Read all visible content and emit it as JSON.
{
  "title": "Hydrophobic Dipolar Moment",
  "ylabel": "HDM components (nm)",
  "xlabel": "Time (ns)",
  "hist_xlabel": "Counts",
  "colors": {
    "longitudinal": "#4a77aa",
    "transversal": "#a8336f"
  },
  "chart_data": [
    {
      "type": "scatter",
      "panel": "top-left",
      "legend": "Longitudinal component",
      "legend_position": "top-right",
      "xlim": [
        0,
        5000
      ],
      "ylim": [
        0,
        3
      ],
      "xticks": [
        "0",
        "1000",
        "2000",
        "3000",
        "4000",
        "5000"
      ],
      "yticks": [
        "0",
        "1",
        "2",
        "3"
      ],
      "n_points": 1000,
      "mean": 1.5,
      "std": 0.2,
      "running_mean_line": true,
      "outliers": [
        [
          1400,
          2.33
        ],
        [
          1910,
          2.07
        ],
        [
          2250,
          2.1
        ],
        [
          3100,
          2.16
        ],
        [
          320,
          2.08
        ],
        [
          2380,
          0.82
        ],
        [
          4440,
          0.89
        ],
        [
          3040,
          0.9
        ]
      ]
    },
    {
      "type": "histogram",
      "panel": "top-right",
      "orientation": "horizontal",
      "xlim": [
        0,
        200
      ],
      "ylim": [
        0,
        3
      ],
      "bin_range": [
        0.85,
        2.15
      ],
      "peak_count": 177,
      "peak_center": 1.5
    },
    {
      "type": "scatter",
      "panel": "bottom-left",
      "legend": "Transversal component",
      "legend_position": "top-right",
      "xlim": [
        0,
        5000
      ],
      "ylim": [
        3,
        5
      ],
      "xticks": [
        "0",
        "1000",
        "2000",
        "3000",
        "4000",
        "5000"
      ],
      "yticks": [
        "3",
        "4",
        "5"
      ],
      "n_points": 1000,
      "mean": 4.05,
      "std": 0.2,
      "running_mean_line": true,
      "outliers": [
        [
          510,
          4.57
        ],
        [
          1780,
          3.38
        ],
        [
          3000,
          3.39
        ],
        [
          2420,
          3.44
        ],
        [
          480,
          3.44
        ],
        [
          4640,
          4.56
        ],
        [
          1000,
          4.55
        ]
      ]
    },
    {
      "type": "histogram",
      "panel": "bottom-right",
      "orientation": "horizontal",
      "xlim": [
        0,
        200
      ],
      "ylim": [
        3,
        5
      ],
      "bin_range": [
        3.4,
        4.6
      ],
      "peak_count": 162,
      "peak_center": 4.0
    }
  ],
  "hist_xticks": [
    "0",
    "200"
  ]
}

======

Problem description: All of the material above needs to be copied exactly.

Task response:
Read all visible content and emit it as JSON.
{
  "title": "Hydrophobic Dipolar Moment",
  "ylabel": "HDM components (nm)",
  "xlabel": "Time (ns)",
  "hist_xlabel": "Counts",
  "colors": {
    "longitudinal": "#4a77aa",
    "transversal": "#a8336f"
  },
  "chart_data": [
    {
      "type": "scatter",
      "panel": "top-left",
      "legend": "Longitudinal component",
      "legend_position": "top-right",
      "xlim": [
        0,
        5000
      ],
      "ylim": [
        0,
        3
      ],
      "xticks": [
        "0",
        "1000",
        "2000",
        "3000",
        "4000",
        "5000"
      ],
      "yticks": [
        "0",
        "1",
        "2",
        "3"
      ],
      "n_points": 1000,
      "mean": 1.5,
      "std": 0.2,
      "running_mean_line": true,
      "outliers": [
        [
          1400,
          2.33
        ],
        [
          1910,
          2.07
        ],
        [
          2250,
          2.1
        ],
        [
          3100,
          2.16
        ],
        [
          320,
          2.08
        ],
        [
          2380,
          0.82
        ],
        [
          4440,
          0.89
        ],
        [
          3040,
          0.9
        ]
      ]
    },
    {
      "type": "histogram",
      "panel": "top-right",
      "orientation": "horizontal",
      "xlim": [
        0,
        200
      ],
      "ylim": [
        0,
        3
      ],
      "bin_range": [
        0.85,
        2.15
      ],
      "peak_count": 177,
      "peak_center": 1.5
    },
    {
      "type": "scatter",
      "panel": "bottom-left",
      "legend": "Transversal component",
      "legend_position": "top-right",
      "xlim": [
        0,
        5000
      ],
      "ylim": [
        3,
        5
      ],
      "xticks": [
        "0",
        "1000",
        "2000",
        "3000",
        "4000",
        "5000"
      ],
      "yticks": [
        "3",
        "4",
        "5"
      ],
      "n_points": 1000,
      "mean": 4.05,
      "std": 0.2,
      "running_mean_line": true,
      "outliers": [
        [
          510,
          4.57
        ],
        [
          1780,
          3.38
        ],
        [
          3000,
          3.39
        ],
        [
          2420,
          3.44
        ],
        [
          480,
          3.44
        ],
        [
          4640,
          4.56
        ],
        [
          1000,
          4.55
        ]
      ]
    },
    {
      "type": "histogram",
      "panel": "bottom-right",
      "orientation": "horizontal",
      "xlim": [
        0,
        200
      ],
      "ylim": [
        3,
        5
      ],
      "bin_range": [
        3.4,
        4.6
      ],
      "peak_count": 162,
      "peak_center": 4.0
    }
  ],
  "hist_xticks": [
    "0",
    "200"
  ]
}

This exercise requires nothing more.